• [PASSAGE FOR REVIEW]:
■ ■ ■

The Alexander River Restoration Project is a source of real hope that in spite of the complicated situation in the Middle East, Israelis and Palestinians will succeed one day in tearing down the security walls that divide them, and have peace and normal cooperation on the real important issues of life — health, environment, water, leisure, education etc. They will heal the abused river together, as neighbors, and continue to cooperate for a better future in this part of the world.
The ultimate success of the rehabilitation scheme will be dependent upon the success of sewage treatment measures. Netanya’s sewage treatment plant (inaugurated in 1996), along with plans for effluent treatment and disposal facilities in industrial plants in the Emek Hefer Region, should bring about the expected improvements.
Gardening, watering and cleaning of the parks and paths that have already been developed along the river must be done on a regular basis. The Administration hires a gardening contractor to coordinate and supervise these routine maintenance activities; and in 2003, a group of volunteers started a course during which they will be trained as “River Devotees” to provide assistance with some of these duties.

■ ■ ■

• [INFORMATION GIVEN]:
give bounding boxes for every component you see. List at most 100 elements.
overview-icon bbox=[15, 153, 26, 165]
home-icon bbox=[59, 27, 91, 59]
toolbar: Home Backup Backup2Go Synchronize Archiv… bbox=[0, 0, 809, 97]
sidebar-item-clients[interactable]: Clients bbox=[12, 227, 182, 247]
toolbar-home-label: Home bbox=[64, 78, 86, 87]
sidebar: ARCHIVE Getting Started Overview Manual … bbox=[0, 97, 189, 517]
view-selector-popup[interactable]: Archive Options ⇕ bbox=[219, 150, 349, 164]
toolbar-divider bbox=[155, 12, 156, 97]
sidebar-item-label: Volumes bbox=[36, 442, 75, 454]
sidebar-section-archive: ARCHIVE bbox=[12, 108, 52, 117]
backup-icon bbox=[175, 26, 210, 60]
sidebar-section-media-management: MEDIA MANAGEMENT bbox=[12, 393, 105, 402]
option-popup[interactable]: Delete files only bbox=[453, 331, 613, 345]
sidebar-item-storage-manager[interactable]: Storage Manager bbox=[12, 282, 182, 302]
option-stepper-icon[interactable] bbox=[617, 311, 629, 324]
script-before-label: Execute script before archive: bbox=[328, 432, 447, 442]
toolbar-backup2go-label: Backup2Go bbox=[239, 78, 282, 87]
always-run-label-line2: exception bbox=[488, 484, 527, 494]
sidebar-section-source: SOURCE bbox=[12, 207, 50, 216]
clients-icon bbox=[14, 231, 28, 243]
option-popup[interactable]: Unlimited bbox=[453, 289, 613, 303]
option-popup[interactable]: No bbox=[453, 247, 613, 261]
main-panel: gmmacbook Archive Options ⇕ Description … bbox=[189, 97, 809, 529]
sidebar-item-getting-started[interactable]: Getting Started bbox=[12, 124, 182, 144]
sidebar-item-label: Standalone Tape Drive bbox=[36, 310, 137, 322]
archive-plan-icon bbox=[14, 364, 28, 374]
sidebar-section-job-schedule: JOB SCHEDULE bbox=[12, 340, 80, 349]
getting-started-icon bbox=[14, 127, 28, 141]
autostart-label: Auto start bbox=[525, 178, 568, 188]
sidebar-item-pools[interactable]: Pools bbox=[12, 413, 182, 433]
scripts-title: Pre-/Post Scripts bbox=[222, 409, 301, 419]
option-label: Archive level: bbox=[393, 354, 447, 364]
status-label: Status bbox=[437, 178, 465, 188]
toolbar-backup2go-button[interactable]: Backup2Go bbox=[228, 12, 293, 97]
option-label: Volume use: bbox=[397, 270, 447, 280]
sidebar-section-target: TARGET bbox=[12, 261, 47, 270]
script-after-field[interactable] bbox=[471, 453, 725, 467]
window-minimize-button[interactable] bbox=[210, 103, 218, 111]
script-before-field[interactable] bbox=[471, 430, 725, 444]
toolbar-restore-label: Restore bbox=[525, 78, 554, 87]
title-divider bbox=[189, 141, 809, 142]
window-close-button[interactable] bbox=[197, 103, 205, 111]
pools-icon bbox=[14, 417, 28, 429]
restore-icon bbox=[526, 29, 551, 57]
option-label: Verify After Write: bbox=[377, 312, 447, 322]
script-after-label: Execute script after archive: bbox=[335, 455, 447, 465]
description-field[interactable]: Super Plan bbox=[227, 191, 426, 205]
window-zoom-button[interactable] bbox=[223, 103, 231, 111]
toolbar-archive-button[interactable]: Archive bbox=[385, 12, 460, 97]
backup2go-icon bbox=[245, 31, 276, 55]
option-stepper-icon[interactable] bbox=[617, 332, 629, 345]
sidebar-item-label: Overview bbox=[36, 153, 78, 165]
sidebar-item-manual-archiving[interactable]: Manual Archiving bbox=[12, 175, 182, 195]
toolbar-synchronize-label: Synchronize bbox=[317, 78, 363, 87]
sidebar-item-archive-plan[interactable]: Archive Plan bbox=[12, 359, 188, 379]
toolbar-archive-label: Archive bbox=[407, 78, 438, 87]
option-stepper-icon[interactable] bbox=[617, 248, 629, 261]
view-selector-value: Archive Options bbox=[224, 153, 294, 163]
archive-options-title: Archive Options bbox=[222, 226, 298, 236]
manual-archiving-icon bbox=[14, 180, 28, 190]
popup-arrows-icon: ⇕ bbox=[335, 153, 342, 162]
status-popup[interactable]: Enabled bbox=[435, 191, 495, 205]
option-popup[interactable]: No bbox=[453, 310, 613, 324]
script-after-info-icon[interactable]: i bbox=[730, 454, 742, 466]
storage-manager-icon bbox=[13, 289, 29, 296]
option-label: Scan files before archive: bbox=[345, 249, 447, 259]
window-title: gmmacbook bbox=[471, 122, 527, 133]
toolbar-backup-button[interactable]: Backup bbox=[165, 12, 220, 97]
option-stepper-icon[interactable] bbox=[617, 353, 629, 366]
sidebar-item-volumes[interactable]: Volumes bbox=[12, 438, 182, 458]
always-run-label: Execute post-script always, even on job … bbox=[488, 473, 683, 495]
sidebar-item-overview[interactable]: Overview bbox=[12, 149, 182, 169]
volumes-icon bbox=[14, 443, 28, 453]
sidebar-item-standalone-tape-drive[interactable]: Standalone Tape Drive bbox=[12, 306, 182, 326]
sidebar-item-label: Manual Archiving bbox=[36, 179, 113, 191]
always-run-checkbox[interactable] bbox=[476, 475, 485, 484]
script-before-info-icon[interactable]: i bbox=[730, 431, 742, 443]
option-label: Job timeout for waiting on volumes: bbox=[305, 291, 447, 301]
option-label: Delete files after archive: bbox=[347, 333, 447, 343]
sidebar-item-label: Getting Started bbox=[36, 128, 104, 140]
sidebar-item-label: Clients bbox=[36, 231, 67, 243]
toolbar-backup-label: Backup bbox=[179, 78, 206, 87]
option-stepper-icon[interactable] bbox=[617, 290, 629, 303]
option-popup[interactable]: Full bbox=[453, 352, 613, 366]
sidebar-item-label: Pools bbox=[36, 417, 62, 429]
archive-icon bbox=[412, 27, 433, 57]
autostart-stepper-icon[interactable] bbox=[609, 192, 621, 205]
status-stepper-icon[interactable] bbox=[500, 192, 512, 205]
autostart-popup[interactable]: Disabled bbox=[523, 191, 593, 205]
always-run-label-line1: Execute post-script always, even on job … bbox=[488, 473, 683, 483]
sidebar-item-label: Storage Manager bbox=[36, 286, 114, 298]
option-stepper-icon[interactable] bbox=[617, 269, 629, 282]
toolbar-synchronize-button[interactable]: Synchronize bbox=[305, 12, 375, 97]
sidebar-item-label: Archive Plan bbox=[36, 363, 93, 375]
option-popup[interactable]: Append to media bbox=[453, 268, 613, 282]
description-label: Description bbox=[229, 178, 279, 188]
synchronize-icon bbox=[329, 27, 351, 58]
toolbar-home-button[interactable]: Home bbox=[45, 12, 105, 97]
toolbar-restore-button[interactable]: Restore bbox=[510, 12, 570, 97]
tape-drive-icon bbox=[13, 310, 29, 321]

■ ■ ■

• [COMPLETE THE FOLLOWING]:
1/ Could you rewrite everything from "Gardening, watering and" down to "of these duties." in the Alexander River passage, changing "volunteers" to "local residents"?
2/ Can you continue the Alexander River passage after its final sentence?

• [WRITTEN RESPONSES]:
1/
Gardening, watering and cleaning of the parks and paths that have already been developed along the river must be done on a regular basis. The Administration hires a gardening contractor to coordinate and supervise these routine maintenance activities; and in 2003, a group of local residents started a course during which they will be trained as “River Devotees” to provide assistance with some of these duties.

2/
Almost every year, a major flood occurs, covering a large area of the floodplain. All the parks developed along the river are flooded, and all the sediments and waste must be removed and cleaned shortly after the flood. Preparedness for these floods has been incorporated into the management plan.
Sources and Amounts of Funding
To date, more than 13 million USD have been invested in the Alexander River Restoration Project, most of it by the Ministry of the Environment and the Jewish National Fund.
The German government undertook to finance the planning and construction of a joint Israeli-Palestinian wastewater treatment plant that will address the pollution of the Nablus Stream. This project has a cost of approximately 25 million USD. Until the plant can become operational, however, project planners had to devise an “Emergency Solution” to remove sewage from the watershed. Their solution was implemented through Israeli funding in 2000-2002, at a cost of 4.5 million USD.